> [Aim of the task]: Everything in the listing except the pictures should be written out exactly.

> [Records to use]:
※ ※ ※

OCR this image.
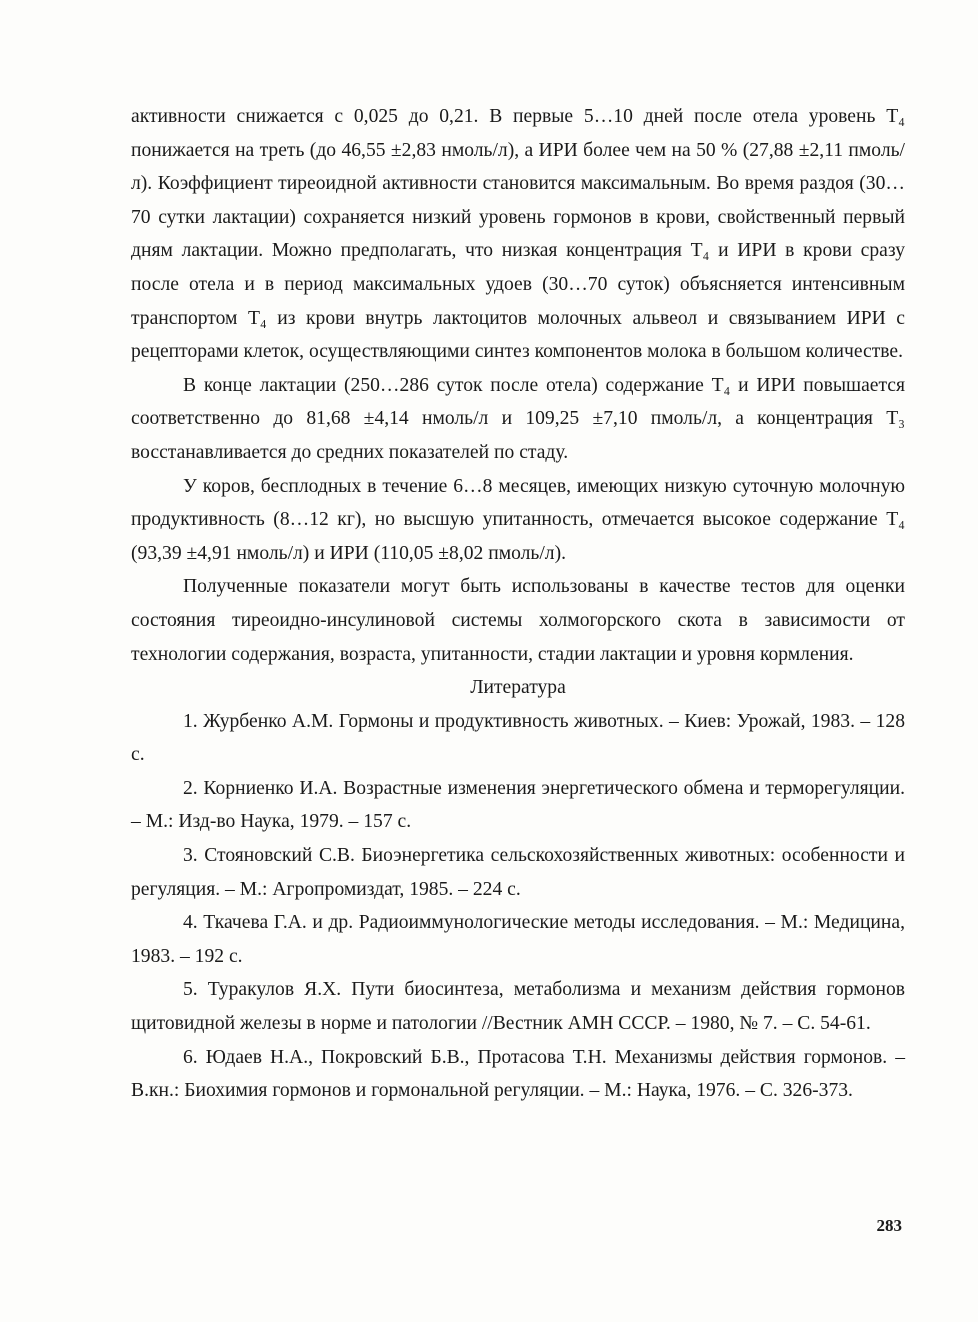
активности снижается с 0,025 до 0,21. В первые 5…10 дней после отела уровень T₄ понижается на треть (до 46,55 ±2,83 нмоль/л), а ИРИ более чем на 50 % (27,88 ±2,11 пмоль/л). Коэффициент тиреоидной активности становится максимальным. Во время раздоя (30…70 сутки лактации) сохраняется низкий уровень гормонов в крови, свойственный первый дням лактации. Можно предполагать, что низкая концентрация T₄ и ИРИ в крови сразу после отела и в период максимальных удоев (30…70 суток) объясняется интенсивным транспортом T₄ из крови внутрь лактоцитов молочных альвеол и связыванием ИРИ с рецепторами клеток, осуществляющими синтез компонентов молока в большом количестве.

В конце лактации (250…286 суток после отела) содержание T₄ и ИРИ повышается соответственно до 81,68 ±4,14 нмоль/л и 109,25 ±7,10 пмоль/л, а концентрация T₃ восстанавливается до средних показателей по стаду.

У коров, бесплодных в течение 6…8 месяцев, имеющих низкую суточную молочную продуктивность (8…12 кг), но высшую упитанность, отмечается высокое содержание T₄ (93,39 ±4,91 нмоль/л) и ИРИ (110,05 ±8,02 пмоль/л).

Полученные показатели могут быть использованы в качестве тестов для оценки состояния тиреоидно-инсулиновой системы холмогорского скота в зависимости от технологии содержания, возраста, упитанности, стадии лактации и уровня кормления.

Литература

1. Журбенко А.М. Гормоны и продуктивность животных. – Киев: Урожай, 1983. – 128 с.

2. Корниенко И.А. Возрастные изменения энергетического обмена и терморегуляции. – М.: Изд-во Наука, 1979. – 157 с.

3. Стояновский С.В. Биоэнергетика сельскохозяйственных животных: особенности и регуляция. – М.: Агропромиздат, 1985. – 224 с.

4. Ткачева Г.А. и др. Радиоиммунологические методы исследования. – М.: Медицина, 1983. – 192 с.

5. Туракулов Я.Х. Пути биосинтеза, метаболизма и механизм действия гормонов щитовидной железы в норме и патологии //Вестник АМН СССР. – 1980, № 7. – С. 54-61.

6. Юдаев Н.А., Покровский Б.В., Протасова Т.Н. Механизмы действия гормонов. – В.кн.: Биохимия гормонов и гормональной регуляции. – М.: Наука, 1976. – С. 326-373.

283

※ ※ ※

> [Exercise output]:
OCR this image.
активности снижается с 0,025 до 0,21. В первые 5…10 дней после отела уровень T₄ понижается на треть (до 46,55 ±2,83 нмоль/л), а ИРИ более чем на 50 % (27,88 ±2,11 пмоль/л). Коэффициент тиреоидной активности становится максимальным. Во время раздоя (30…70 сутки лактации) сохраняется низкий уровень гормонов в крови, свойственный первый дням лактации. Можно предполагать, что низкая концентрация T₄ и ИРИ в крови сразу после отела и в период максимальных удоев (30…70 суток) объясняется интенсивным транспортом T₄ из крови внутрь лактоцитов молочных альвеол и связыванием ИРИ с рецепторами клеток, осуществляющими синтез компонентов молока в большом количестве.

В конце лактации (250…286 суток после отела) содержание T₄ и ИРИ повышается соответственно до 81,68 ±4,14 нмоль/л и 109,25 ±7,10 пмоль/л, а концентрация T₃ восстанавливается до средних показателей по стаду.

У коров, бесплодных в течение 6…8 месяцев, имеющих низкую суточную молочную продуктивность (8…12 кг), но высшую упитанность, отмечается высокое содержание T₄ (93,39 ±4,91 нмоль/л) и ИРИ (110,05 ±8,02 пмоль/л).

Полученные показатели могут быть использованы в качестве тестов для оценки состояния тиреоидно-инсулиновой системы холмогорского скота в зависимости от технологии содержания, возраста, упитанности, стадии лактации и уровня кормления.

Литература

1. Журбенко А.М. Гормоны и продуктивность животных. – Киев: Урожай, 1983. – 128 с.

2. Корниенко И.А. Возрастные изменения энергетического обмена и терморегуляции. – М.: Изд-во Наука, 1979. – 157 с.

3. Стояновский С.В. Биоэнергетика сельскохозяйственных животных: особенности и регуляция. – М.: Агропромиздат, 1985. – 224 с.

4. Ткачева Г.А. и др. Радиоиммунологические методы исследования. – М.: Медицина, 1983. – 192 с.

5. Туракулов Я.Х. Пути биосинтеза, метаболизма и механизм действия гормонов щитовидной железы в норме и патологии //Вестник АМН СССР. – 1980, № 7. – С. 54-61.

6. Юдаев Н.А., Покровский Б.В., Протасова Т.Н. Механизмы действия гормонов. – В.кн.: Биохимия гормонов и гормональной регуляции. – М.: Наука, 1976. – С. 326-373.

283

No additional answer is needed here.